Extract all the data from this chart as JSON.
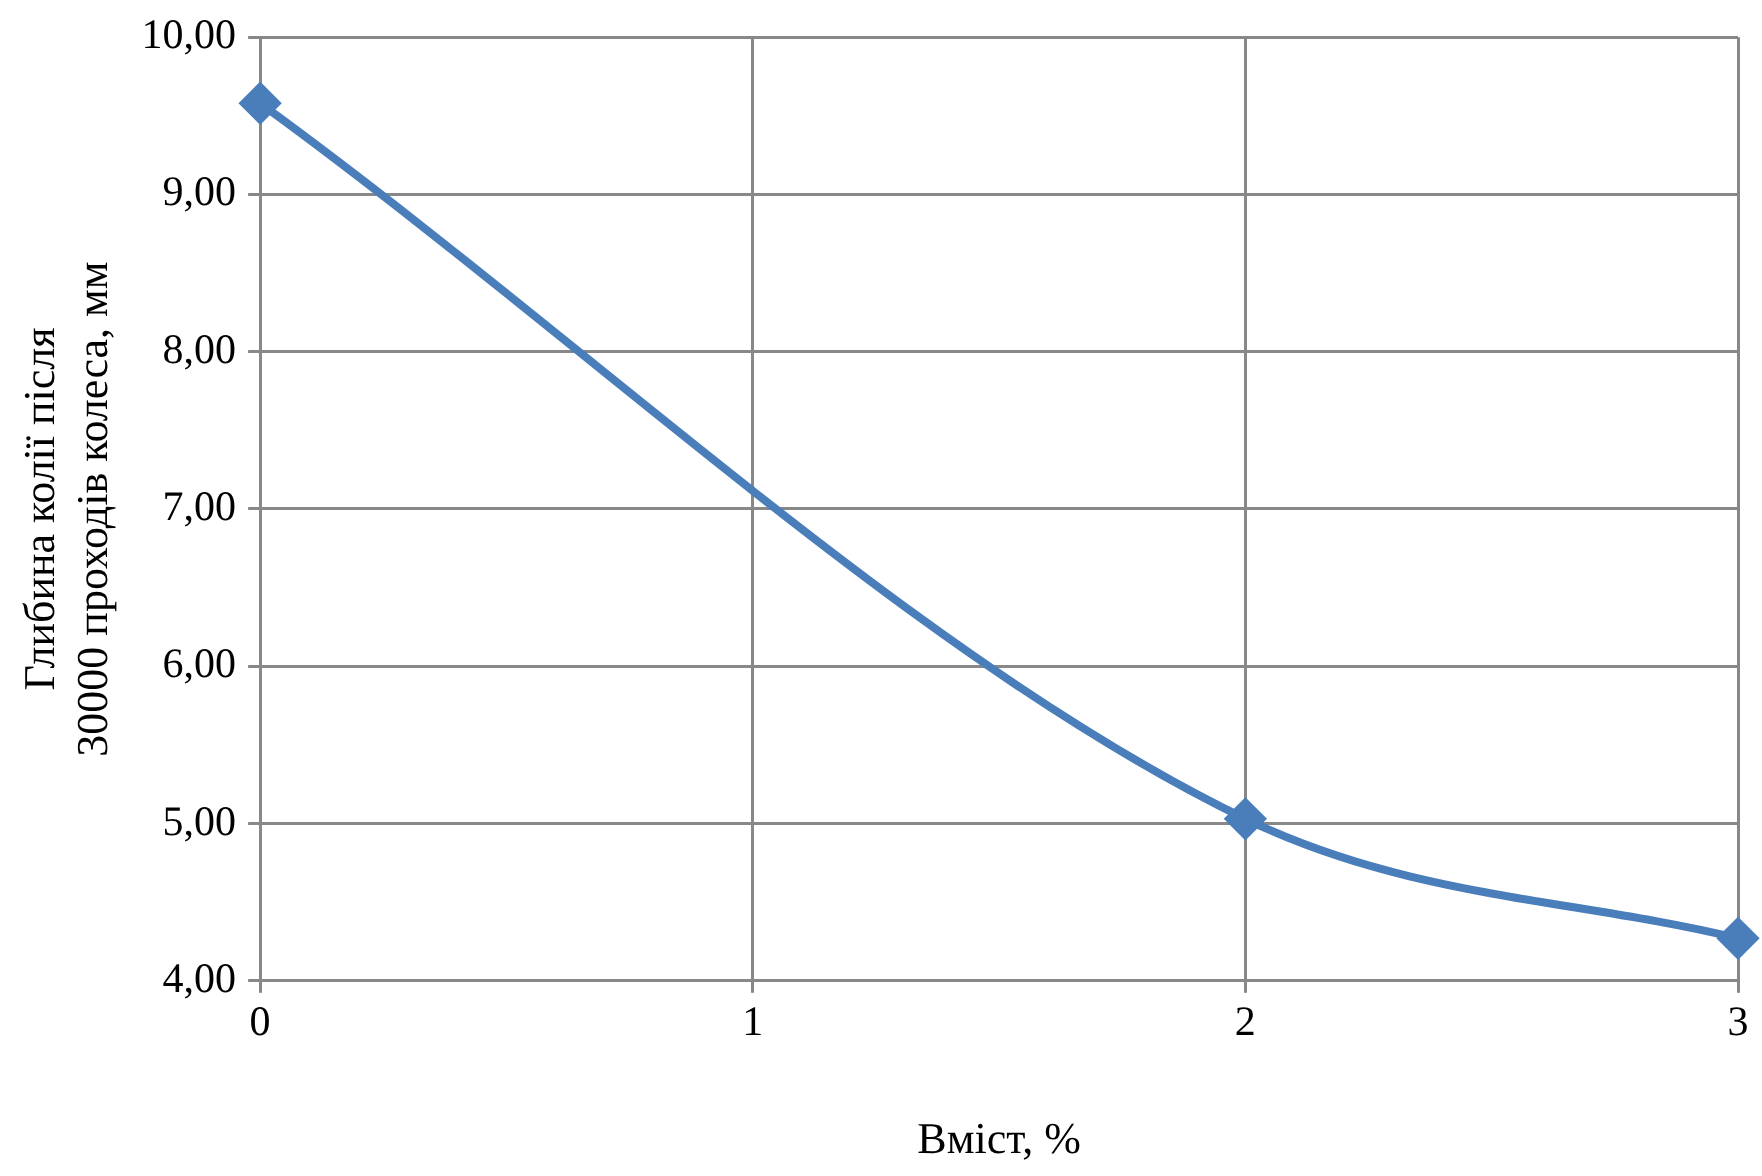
{
  "chart_data": {
    "type": "line",
    "xlabel": "Вміст, %",
    "ylabel": "Глибина колії після\n30000 проходів колеса, мм",
    "x": [
      0,
      2,
      3
    ],
    "series": [
      {
        "color": "#4a7ebb",
        "values": [
          9.58,
          5.03,
          4.27
        ]
      }
    ],
    "xlim": [
      0,
      3
    ],
    "xticks": [
      0,
      1,
      2,
      3
    ],
    "ylim": [
      4,
      10
    ],
    "yticks": [
      {
        "value": 4,
        "label": "4,00"
      },
      {
        "value": 5,
        "label": "5,00"
      },
      {
        "value": 6,
        "label": "6,00"
      },
      {
        "value": 7,
        "label": "7,00"
      },
      {
        "value": 8,
        "label": "8,00"
      },
      {
        "value": 9,
        "label": "9,00"
      },
      {
        "value": 10,
        "label": "10,00"
      }
    ],
    "grid": true,
    "legend": false,
    "marker": "diamond",
    "line_style": "solid"
  }
}
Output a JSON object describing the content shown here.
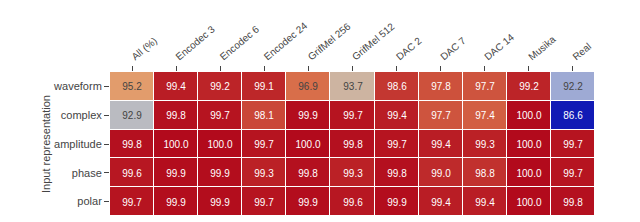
{
  "chart_data": {
    "type": "heatmap",
    "x": [
      "All (%)",
      "Encodec 3",
      "Encodec 6",
      "Encodec 24",
      "GrifMel 256",
      "GrifMel 512",
      "DAC 2",
      "DAC 7",
      "DAC 14",
      "Musika",
      "Real"
    ],
    "y": [
      "waveform",
      "complex",
      "amplitude",
      "phase",
      "polar"
    ],
    "values": [
      [
        95.2,
        99.4,
        99.2,
        99.1,
        96.9,
        93.7,
        98.6,
        97.8,
        97.7,
        99.2,
        92.2
      ],
      [
        92.9,
        99.8,
        99.7,
        98.1,
        99.9,
        99.7,
        99.4,
        97.7,
        97.4,
        100.0,
        86.6
      ],
      [
        99.8,
        100.0,
        100.0,
        99.7,
        100.0,
        99.8,
        99.7,
        99.4,
        99.3,
        100.0,
        99.7
      ],
      [
        99.6,
        99.9,
        99.9,
        99.3,
        99.8,
        99.3,
        99.8,
        99.0,
        98.8,
        100.0,
        99.7
      ],
      [
        99.7,
        99.9,
        99.9,
        99.7,
        99.9,
        99.6,
        99.9,
        99.4,
        99.4,
        100.0,
        99.8
      ]
    ],
    "value_labels": [
      [
        "95.2",
        "99.4",
        "99.2",
        "99.1",
        "96.9",
        "93.7",
        "98.6",
        "97.8",
        "97.7",
        "99.2",
        "92.2"
      ],
      [
        "92.9",
        "99.8",
        "99.7",
        "98.1",
        "99.9",
        "99.7",
        "99.4",
        "97.7",
        "97.4",
        "100.0",
        "86.6"
      ],
      [
        "99.8",
        "100.0",
        "100.0",
        "99.7",
        "100.0",
        "99.8",
        "99.7",
        "99.4",
        "99.3",
        "100.0",
        "99.7"
      ],
      [
        "99.6",
        "99.9",
        "99.9",
        "99.3",
        "99.8",
        "99.3",
        "99.8",
        "99.0",
        "98.8",
        "100.0",
        "99.7"
      ],
      [
        "99.7",
        "99.9",
        "99.9",
        "99.7",
        "99.9",
        "99.6",
        "99.9",
        "99.4",
        "99.4",
        "100.0",
        "99.8"
      ]
    ],
    "zlim": [
      86.0,
      100.0
    ],
    "ylabel": "Input representation",
    "data_labels": true,
    "grid": false
  }
}
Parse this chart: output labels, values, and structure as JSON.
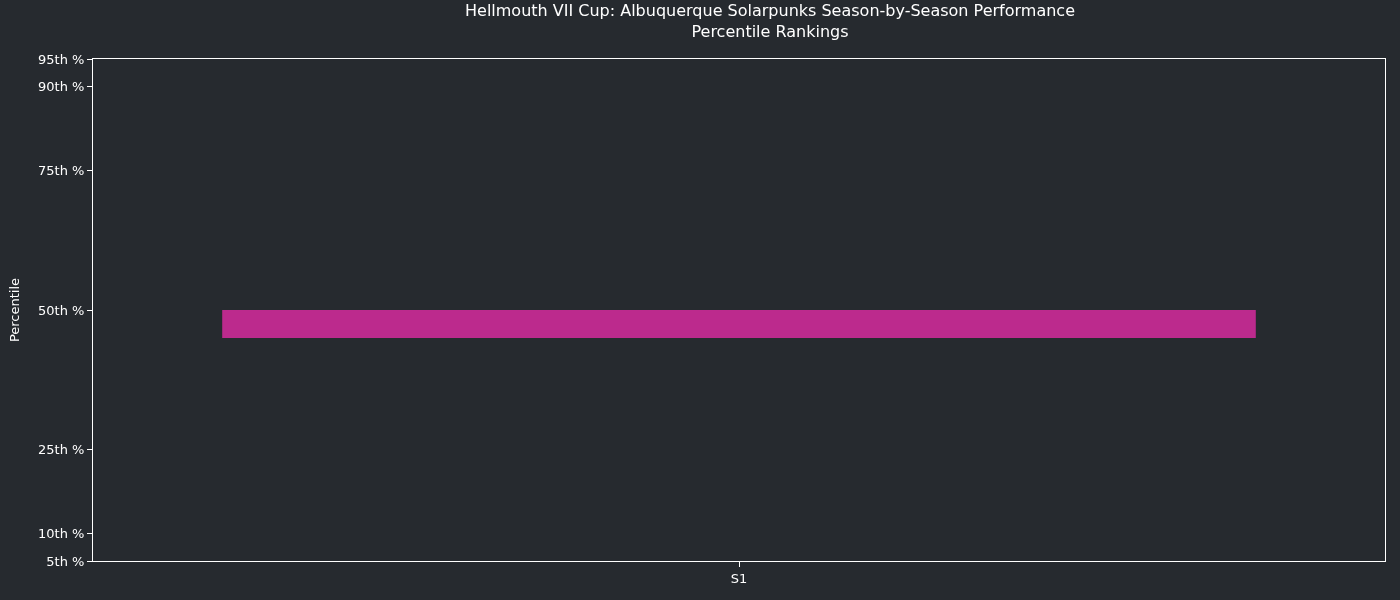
{
  "chart_data": {
    "type": "bar",
    "title": "Hellmouth VII Cup: Albuquerque Solarpunks Season-by-Season Performance\nPercentile Rankings",
    "ylabel": "Percentile",
    "categories": [
      "S1"
    ],
    "values": [
      5
    ],
    "base": [
      45
    ],
    "color": "#bc2a8d",
    "ylim": [
      5,
      95
    ],
    "yticks": [
      {
        "value": 5,
        "label": "5th %"
      },
      {
        "value": 10,
        "label": "10th %"
      },
      {
        "value": 25,
        "label": "25th %"
      },
      {
        "value": 50,
        "label": "50th %"
      },
      {
        "value": 75,
        "label": "75th %"
      },
      {
        "value": 90,
        "label": "90th %"
      },
      {
        "value": 95,
        "label": "95th %"
      }
    ],
    "grid": false,
    "legend": false
  }
}
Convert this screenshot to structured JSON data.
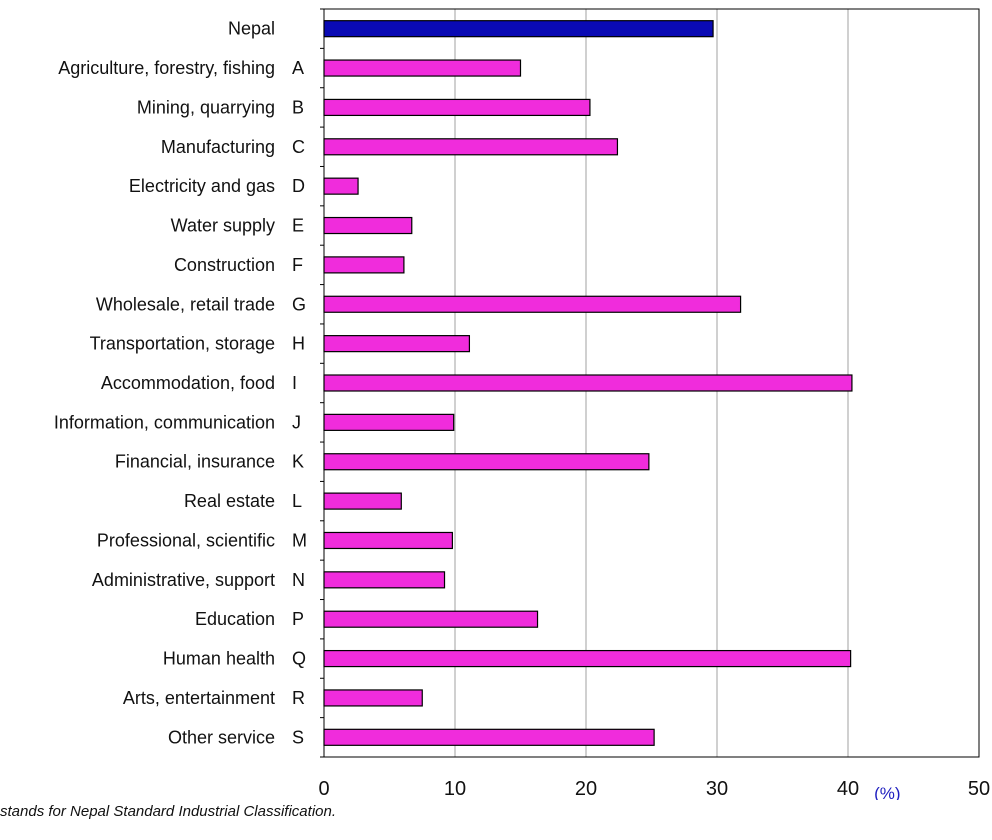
{
  "chart_data": {
    "type": "bar",
    "orientation": "horizontal",
    "categories": [
      {
        "name": "Nepal",
        "code": ""
      },
      {
        "name": "Agriculture, forestry, fishing",
        "code": "A"
      },
      {
        "name": "Mining, quarrying",
        "code": "B"
      },
      {
        "name": "Manufacturing",
        "code": "C"
      },
      {
        "name": "Electricity and gas",
        "code": "D"
      },
      {
        "name": "Water supply",
        "code": "E"
      },
      {
        "name": "Construction",
        "code": "F"
      },
      {
        "name": "Wholesale, retail trade",
        "code": "G"
      },
      {
        "name": "Transportation, storage",
        "code": "H"
      },
      {
        "name": "Accommodation, food",
        "code": "I"
      },
      {
        "name": "Information, communication",
        "code": "J"
      },
      {
        "name": "Financial, insurance",
        "code": "K"
      },
      {
        "name": "Real estate",
        "code": "L"
      },
      {
        "name": "Professional, scientific",
        "code": "M"
      },
      {
        "name": "Administrative, support",
        "code": "N"
      },
      {
        "name": "Education",
        "code": "P"
      },
      {
        "name": "Human health",
        "code": "Q"
      },
      {
        "name": "Arts, entertainment",
        "code": "R"
      },
      {
        "name": "Other service",
        "code": "S"
      }
    ],
    "values": [
      29.7,
      15.0,
      20.3,
      22.4,
      2.6,
      6.7,
      6.1,
      31.8,
      11.1,
      40.3,
      9.9,
      24.8,
      5.9,
      9.8,
      9.2,
      16.3,
      40.2,
      7.5,
      25.2
    ],
    "highlight_index": 0,
    "colors": {
      "highlight": "#0a0ab4",
      "bar": "#f02cdc",
      "bar_edge": "#000000",
      "grid": "#a0a0a0",
      "unit": "#2020c0"
    },
    "xlim": [
      0,
      50
    ],
    "xticks": [
      0,
      10,
      20,
      30,
      40,
      50
    ],
    "unit_label": "(%)",
    "grid": true,
    "legend": "none"
  },
  "footnote": "stands for Nepal Standard Industrial Classification."
}
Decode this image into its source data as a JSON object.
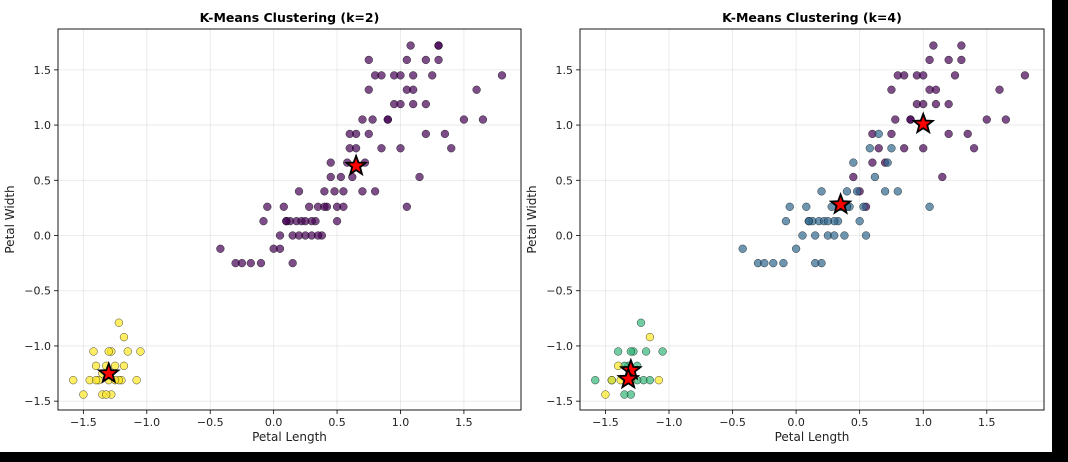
{
  "chart_data": [
    {
      "type": "scatter",
      "title": "K-Means Clustering (k=2)",
      "xlabel": "Petal Length",
      "ylabel": "Petal Width",
      "xlim": [
        -1.7,
        1.95
      ],
      "ylim": [
        -1.58,
        1.87
      ],
      "xticks": [
        -1.5,
        -1.0,
        -0.5,
        0.0,
        0.5,
        1.0,
        1.5
      ],
      "xtick_labels": [
        "−1.5",
        "−1.0",
        "−0.5",
        "0.0",
        "0.5",
        "1.0",
        "1.5"
      ],
      "yticks": [
        -1.5,
        -1.0,
        -0.5,
        0.0,
        0.5,
        1.0,
        1.5
      ],
      "ytick_labels": [
        "−1.5",
        "−1.0",
        "−0.5",
        "0.0",
        "0.5",
        "1.0",
        "1.5"
      ],
      "grid": true,
      "colors": [
        "#440154",
        "#fde725"
      ],
      "series": [
        {
          "cluster": 0,
          "x": [
            -0.42,
            -0.08,
            0.05,
            0.08,
            0.1,
            0.13,
            0.15,
            0.18,
            0.2,
            0.22,
            0.25,
            0.28,
            0.3,
            0.33,
            0.35,
            0.38,
            0.4,
            0.42,
            0.45,
            0.48,
            0.5,
            0.53,
            0.55,
            0.58,
            0.6,
            0.62,
            0.65,
            0.7,
            0.72,
            0.75,
            0.78,
            0.8,
            0.85,
            0.9,
            0.95,
            1.0,
            1.05,
            1.08,
            1.1,
            1.15,
            1.2,
            1.25,
            1.3,
            1.35,
            1.4,
            1.5,
            1.6,
            1.65,
            1.8,
            -0.3,
            -0.18,
            -0.1,
            -0.25,
            0.15,
            0.25,
            0.35,
            0.05,
            0.45,
            0.55,
            0.65,
            0.75,
            1.05,
            0.75,
            0.85,
            0.95,
            1.05,
            1.1,
            1.2,
            1.3,
            1.1,
            1.0,
            0.9,
            1.3,
            1.2,
            0.8,
            0.7,
            1.0,
            0.6,
            0.5,
            0.4,
            0.3,
            0.2,
            0.1,
            0.0,
            -0.05
          ],
          "y": [
            -0.12,
            0.13,
            0.0,
            0.26,
            0.13,
            0.13,
            0.0,
            0.13,
            0.4,
            0.13,
            0.0,
            0.26,
            0.0,
            0.13,
            0.26,
            0.0,
            0.4,
            0.26,
            0.66,
            0.4,
            0.13,
            0.53,
            0.26,
            0.66,
            0.79,
            0.53,
            0.92,
            0.4,
            0.66,
            0.92,
            1.05,
            1.45,
            0.79,
            1.05,
            1.19,
            1.19,
            1.59,
            1.72,
            1.32,
            0.53,
            1.19,
            1.45,
            1.72,
            0.92,
            0.79,
            1.05,
            1.32,
            1.05,
            1.45,
            -0.25,
            -0.25,
            -0.25,
            -0.25,
            -0.25,
            0.13,
            0.0,
            -0.12,
            0.53,
            0.4,
            0.79,
            1.32,
            0.26,
            1.59,
            1.45,
            1.45,
            1.32,
            1.19,
            0.92,
            1.59,
            1.45,
            0.79,
            1.05,
            1.72,
            1.59,
            0.4,
            1.05,
            1.45,
            0.92,
            0.26,
            0.26,
            0.13,
            0.0,
            0.13,
            -0.12,
            0.26
          ]
        },
        {
          "cluster": 1,
          "x": [
            -1.58,
            -1.5,
            -1.45,
            -1.4,
            -1.38,
            -1.35,
            -1.32,
            -1.3,
            -1.28,
            -1.25,
            -1.22,
            -1.2,
            -1.18,
            -1.15,
            -1.08,
            -1.05,
            -1.42,
            -1.35,
            -1.28,
            -1.22,
            -1.18,
            -1.3,
            -1.25,
            -1.32,
            -1.4
          ],
          "y": [
            -1.31,
            -1.44,
            -1.31,
            -1.18,
            -1.31,
            -1.44,
            -1.18,
            -1.31,
            -1.05,
            -1.18,
            -0.79,
            -1.31,
            -0.92,
            -1.05,
            -1.31,
            -1.05,
            -1.05,
            -1.25,
            -1.44,
            -1.31,
            -1.18,
            -1.05,
            -1.31,
            -1.44,
            -1.31
          ]
        }
      ],
      "centroids": {
        "x": [
          0.65,
          -1.3
        ],
        "y": [
          0.63,
          -1.25
        ]
      },
      "centroid_color": "#ff0000"
    },
    {
      "type": "scatter",
      "title": "K-Means Clustering (k=4)",
      "xlabel": "Petal Length",
      "ylabel": "Petal Width",
      "xlim": [
        -1.7,
        1.95
      ],
      "ylim": [
        -1.58,
        1.87
      ],
      "xticks": [
        -1.5,
        -1.0,
        -0.5,
        0.0,
        0.5,
        1.0,
        1.5
      ],
      "xtick_labels": [
        "−1.5",
        "−1.0",
        "−0.5",
        "0.0",
        "0.5",
        "1.0",
        "1.5"
      ],
      "yticks": [
        -1.5,
        -1.0,
        -0.5,
        0.0,
        0.5,
        1.0,
        1.5
      ],
      "ytick_labels": [
        "−1.5",
        "−1.0",
        "−0.5",
        "0.0",
        "0.5",
        "1.0",
        "1.5"
      ],
      "grid": true,
      "colors": [
        "#440154",
        "#31688e",
        "#35b779",
        "#fde725"
      ],
      "series": [
        {
          "cluster": 0,
          "x": [
            0.45,
            0.5,
            0.6,
            0.65,
            0.7,
            0.75,
            0.78,
            0.8,
            0.85,
            0.9,
            0.95,
            1.0,
            1.05,
            1.08,
            1.1,
            1.15,
            1.2,
            1.25,
            1.3,
            1.35,
            1.4,
            1.5,
            1.6,
            1.65,
            1.8,
            0.85,
            0.95,
            1.05,
            1.1,
            1.2,
            1.3,
            1.0,
            0.9,
            1.2,
            0.75,
            1.0,
            0.6,
            0.55
          ],
          "y": [
            0.53,
            0.4,
            0.66,
            0.79,
            0.66,
            0.92,
            1.05,
            1.45,
            0.79,
            1.05,
            1.19,
            1.19,
            1.59,
            1.72,
            1.32,
            0.53,
            1.19,
            1.45,
            1.72,
            0.92,
            0.79,
            1.05,
            1.32,
            1.05,
            1.45,
            1.45,
            1.45,
            1.32,
            1.19,
            0.92,
            1.59,
            0.79,
            1.05,
            1.59,
            1.32,
            1.45,
            0.92,
            0.26
          ]
        },
        {
          "cluster": 1,
          "x": [
            -0.42,
            -0.3,
            -0.25,
            -0.18,
            -0.1,
            -0.08,
            -0.05,
            0.0,
            0.05,
            0.08,
            0.1,
            0.13,
            0.15,
            0.18,
            0.2,
            0.22,
            0.25,
            0.28,
            0.3,
            0.33,
            0.35,
            0.38,
            0.4,
            0.42,
            0.48,
            0.53,
            0.58,
            0.62,
            0.65,
            0.7,
            0.72,
            0.75,
            0.8,
            1.05,
            0.55,
            0.4,
            0.3,
            0.2,
            0.1,
            0.15,
            0.25,
            0.45,
            0.5
          ],
          "y": [
            -0.12,
            -0.25,
            -0.25,
            -0.25,
            -0.25,
            0.13,
            0.26,
            -0.12,
            0.0,
            0.26,
            0.13,
            0.13,
            0.0,
            0.13,
            0.4,
            0.13,
            0.0,
            0.26,
            0.0,
            0.13,
            0.26,
            0.0,
            0.4,
            0.26,
            0.4,
            0.26,
            0.79,
            0.53,
            0.92,
            0.4,
            0.66,
            0.79,
            0.4,
            0.26,
            0.0,
            0.26,
            0.13,
            -0.25,
            0.13,
            -0.25,
            0.13,
            0.66,
            0.13
          ]
        },
        {
          "cluster": 2,
          "x": [
            -1.58,
            -1.45,
            -1.4,
            -1.35,
            -1.32,
            -1.28,
            -1.25,
            -1.22,
            -1.2,
            -1.18,
            -1.15,
            -1.05,
            -1.3,
            -1.35,
            -1.25,
            -1.3
          ],
          "y": [
            -1.31,
            -1.31,
            -1.05,
            -1.44,
            -1.18,
            -1.05,
            -1.18,
            -0.79,
            -1.31,
            -1.05,
            -1.31,
            -1.05,
            -1.44,
            -1.18,
            -1.31,
            -1.05
          ]
        },
        {
          "cluster": 3,
          "x": [
            -1.5,
            -1.45,
            -1.38,
            -1.3,
            -1.15,
            -1.08,
            -1.4
          ],
          "y": [
            -1.44,
            -1.31,
            -1.31,
            -1.31,
            -0.92,
            -1.31,
            -1.18
          ]
        }
      ],
      "centroids": {
        "x": [
          1.0,
          0.35,
          -1.3,
          -1.32
        ],
        "y": [
          1.01,
          0.28,
          -1.22,
          -1.3
        ]
      },
      "centroid_color": "#ff0000"
    }
  ]
}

Direction: Pull every line holding "grid" out of the records.

Solution:
    "grid": true,
    "grid": false
    "grid": false,
      "grid": "#a0a0a0",
    "grid": true,
      "grid": true,
      "grid": true,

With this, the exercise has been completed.